**DESCRIPTION OF THE TASK:**
Make an exact copy of all the entries below, with the pictures left out.

**LISTED RECORDS:**
-- -- --
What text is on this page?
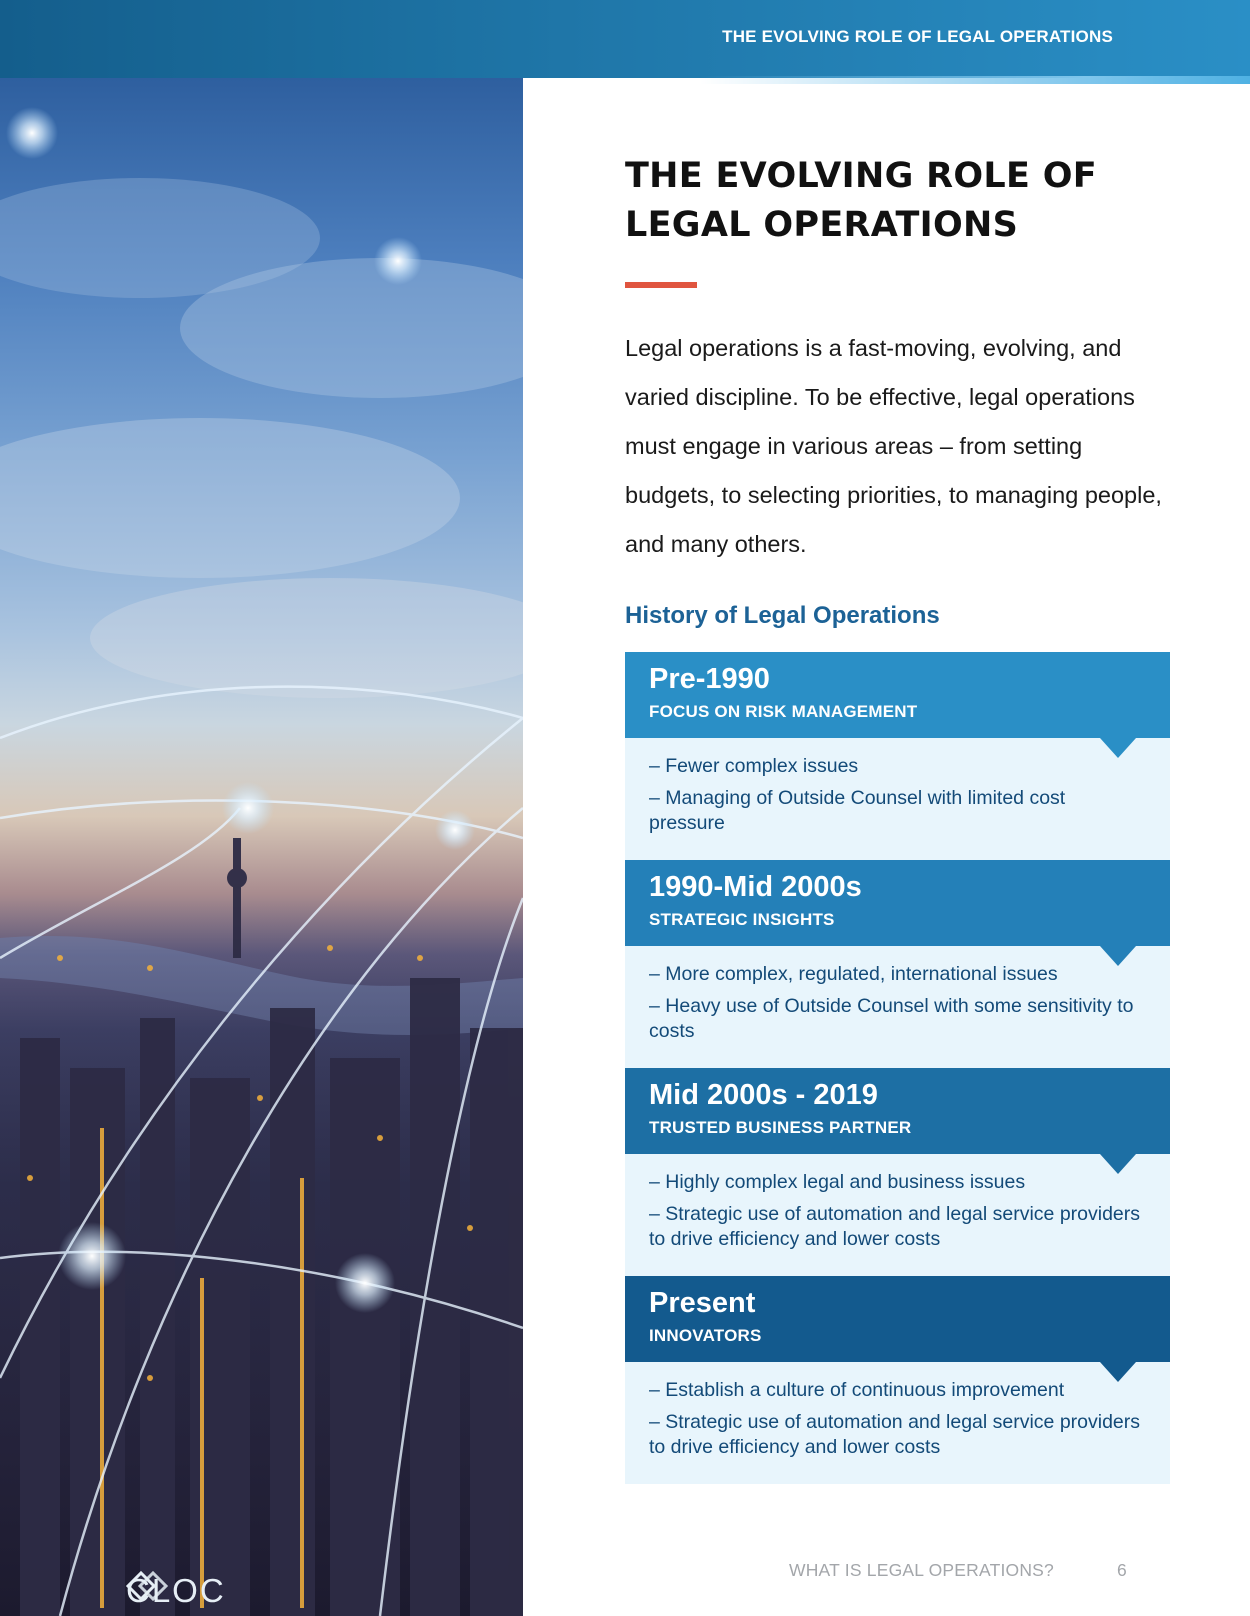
THE EVOLVING ROLE OF LEGAL OPERATIONS
CLOC
THE EVOLVING ROLE OF LEGAL OPERATIONS
Legal operations is a fast-moving, evolving, and varied discipline. To be effective, legal operations must engage in various areas – from setting budgets, to selecting priorities, to managing people, and many others.
History of Legal Operations
Pre-1990
FOCUS ON RISK MANAGEMENT

– Fewer complex issues

– Managing of Outside Counsel with limited cost pressure

1990-Mid 2000s
STRATEGIC INSIGHTS

– More complex, regulated, international issues

– Heavy use of Outside Counsel with some sensitivity to costs

Mid 2000s - 2019
TRUSTED BUSINESS PARTNER

– Highly complex legal and business issues

– Strategic use of automation and legal service providers to drive efficiency and lower costs

Present
INNOVATORS

– Establish a culture of continuous improvement

– Strategic use of automation and legal service providers to drive efficiency and lower costs

WHAT IS LEGAL OPERATIONS?	6
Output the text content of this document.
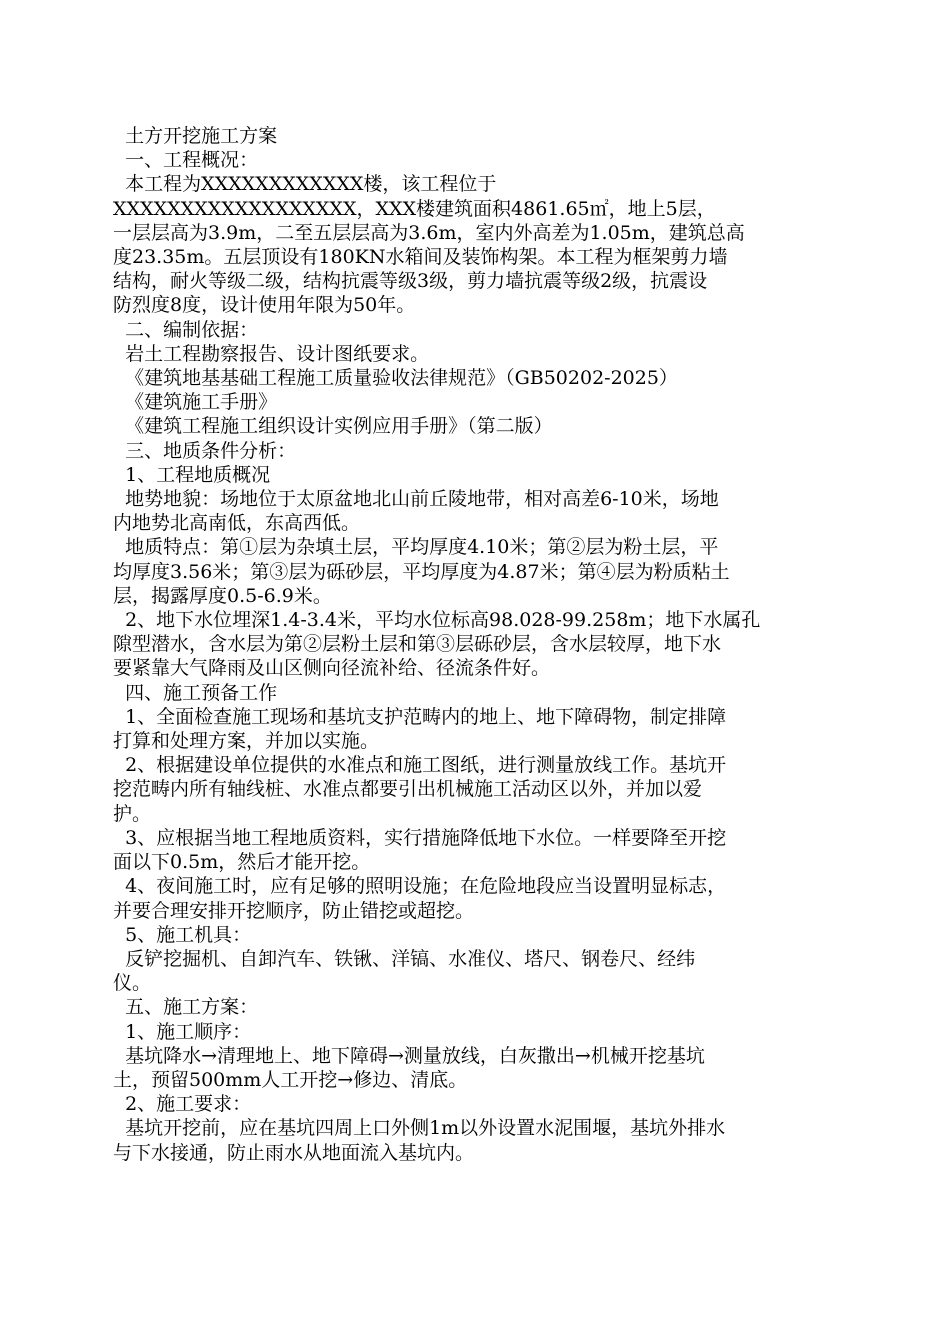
土方开挖施工方案
一、工程概况：
本工程为XXXXXXXXXXXX楼，该工程位于
XXXXXXXXXXXXXXXXXX，XXX楼建筑面积4861.65㎡，地上5层，
一层层高为3.9m，二至五层层高为3.6m，室内外高差为1.05m，建筑总高
度23.35m。五层顶设有180KN水箱间及装饰构架。本工程为框架剪力墙
结构，耐火等级二级，结构抗震等级3级，剪力墙抗震等级2级，抗震设
防烈度8度，设计使用年限为50年。
二、编制依据：
岩土工程勘察报告、设计图纸要求。
《建筑地基基础工程施工质量验收法律规范》（GB50202-2025）
《建筑施工手册》
《建筑工程施工组织设计实例应用手册》（第二版）
三、地质条件分析：
1、工程地质概况
地势地貌：场地位于太原盆地北山前丘陵地带，相对高差6-10米，场地
内地势北高南低，东高西低。
地质特点：第①层为杂填土层，平均厚度4.10米；第②层为粉土层，平
均厚度3.56米；第③层为砾砂层，平均厚度为4.87米；第④层为粉质粘土
层，揭露厚度0.5-6.9米。
2、地下水位埋深1.4-3.4米，平均水位标高98.028-99.258m；地下水属孔
隙型潜水，含水层为第②层粉土层和第③层砾砂层，含水层较厚，地下水
要紧靠大气降雨及山区侧向径流补给、径流条件好。
四、施工预备工作
1、全面检查施工现场和基坑支护范畴内的地上、地下障碍物，制定排障
打算和处理方案，并加以实施。
2、根据建设单位提供的水准点和施工图纸，进行测量放线工作。基坑开
挖范畴内所有轴线桩、水准点都要引出机械施工活动区以外，并加以爱
护。
3、应根据当地工程地质资料，实行措施降低地下水位。一样要降至开挖
面以下0.5m，然后才能开挖。
4、夜间施工时，应有足够的照明设施；在危险地段应当设置明显标志，
并要合理安排开挖顺序，防止错挖或超挖。
5、施工机具：
反铲挖掘机、自卸汽车、铁锹、洋镐、水准仪、塔尺、钢卷尺、经纬
仪。
五、施工方案：
1、施工顺序：
基坑降水→清理地上、地下障碍→测量放线，白灰撒出→机械开挖基坑
土，预留500mm人工开挖→修边、清底。
2、施工要求：
基坑开挖前，应在基坑四周上口外侧1m以外设置水泥围堰，基坑外排水
与下水接通，防止雨水从地面流入基坑内。
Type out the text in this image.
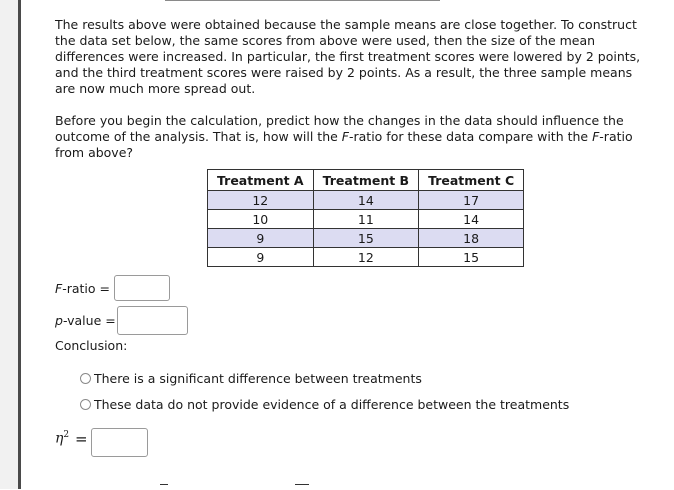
The results above were obtained because the sample means are close together. To construct the data set below, the same scores from above were used, then the size of the mean differences were increased. In particular, the first treatment scores were lowered by 2 points, and the third treatment scores were raised by 2 points. As a result, the three sample means are now much more spread out.

Before you begin the calculation, predict how the changes in the data should influence the outcome of the analysis. That is, how will the F-ratio for these data compare with the F-ratio from above?

Treatment A	Treatment B	Treatment C
12	14	17
10	11	14
9	15	18
9	12	15
F-ratio =
p-value =
Conclusion:
There is a significant difference between treatments
These data do not provide evidence of a difference between the treatments
$\eta^2$ =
-- -- --
**SOLUTION BELOW:**
What text is on this page?
THE EVOLVING ROLE OF LEGAL OPERATIONS
CLOC
THE EVOLVING ROLE OF LEGAL OPERATIONS
Legal operations is a fast-moving, evolving, and varied discipline. To be effective, legal operations must engage in various areas – from setting budgets, to selecting priorities, to managing people, and many others.
History of Legal Operations
Pre-1990
FOCUS ON RISK MANAGEMENT

– Fewer complex issues

– Managing of Outside Counsel with limited cost pressure

1990-Mid 2000s
STRATEGIC INSIGHTS

– More complex, regulated, international issues

– Heavy use of Outside Counsel with some sensitivity to costs

Mid 2000s - 2019
TRUSTED BUSINESS PARTNER

– Highly complex legal and business issues

– Strategic use of automation and legal service providers to drive efficiency and lower costs

Present
INNOVATORS

– Establish a culture of continuous improvement

– Strategic use of automation and legal service providers to drive efficiency and lower costs

WHAT IS LEGAL OPERATIONS?	6
Output the text content of this document.
土方开挖施工方案
一、工程概况：
本工程为XXXXXXXXXXXX楼，该工程位于
XXXXXXXXXXXXXXXXXX，XXX楼建筑面积4861.65㎡，地上5层，
一层层高为3.9m，二至五层层高为3.6m，室内外高差为1.05m，建筑总高
度23.35m。五层顶设有180KN水箱间及装饰构架。本工程为框架剪力墙
结构，耐火等级二级，结构抗震等级3级，剪力墙抗震等级2级，抗震设
防烈度8度，设计使用年限为50年。
二、编制依据：
岩土工程勘察报告、设计图纸要求。
《建筑地基基础工程施工质量验收法律规范》（GB50202-2025）
《建筑施工手册》
《建筑工程施工组织设计实例应用手册》（第二版）
三、地质条件分析：
1、工程地质概况
地势地貌：场地位于太原盆地北山前丘陵地带，相对高差6-10米，场地
内地势北高南低，东高西低。
地质特点：第①层为杂填土层，平均厚度4.10米；第②层为粉土层，平
均厚度3.56米；第③层为砾砂层，平均厚度为4.87米；第④层为粉质粘土
层，揭露厚度0.5-6.9米。
2、地下水位埋深1.4-3.4米，平均水位标高98.028-99.258m；地下水属孔
隙型潜水，含水层为第②层粉土层和第③层砾砂层，含水层较厚，地下水
要紧靠大气降雨及山区侧向径流补给、径流条件好。
四、施工预备工作
1、全面检查施工现场和基坑支护范畴内的地上、地下障碍物，制定排障
打算和处理方案，并加以实施。
2、根据建设单位提供的水准点和施工图纸，进行测量放线工作。基坑开
挖范畴内所有轴线桩、水准点都要引出机械施工活动区以外，并加以爱
护。
3、应根据当地工程地质资料，实行措施降低地下水位。一样要降至开挖
面以下0.5m，然后才能开挖。
4、夜间施工时，应有足够的照明设施；在危险地段应当设置明显标志，
并要合理安排开挖顺序，防止错挖或超挖。
5、施工机具：
反铲挖掘机、自卸汽车、铁锹、洋镐、水准仪、塔尺、钢卷尺、经纬
仪。
五、施工方案：
1、施工顺序：
基坑降水→清理地上、地下障碍→测量放线，白灰撒出→机械开挖基坑
土，预留500mm人工开挖→修边、清底。
2、施工要求：
基坑开挖前，应在基坑四周上口外侧1m以外设置水泥围堰，基坑外排水
与下水接通，防止雨水从地面流入基坑内。
Type out the text in this image.
The results above were obtained because the sample means are close together. To construct the data set below, the same scores from above were used, then the size of the mean differences were increased. In particular, the first treatment scores were lowered by 2 points, and the third treatment scores were raised by 2 points. As a result, the three sample means are now much more spread out.

Before you begin the calculation, predict how the changes in the data should influence the outcome of the analysis. That is, how will the F-ratio for these data compare with the F-ratio from above?

Treatment A	Treatment B	Treatment C
12	14	17
10	11	14
9	15	18
9	12	15
F-ratio =
p-value =
Conclusion:
There is a significant difference between treatments
These data do not provide evidence of a difference between the treatments
$\eta^2$ =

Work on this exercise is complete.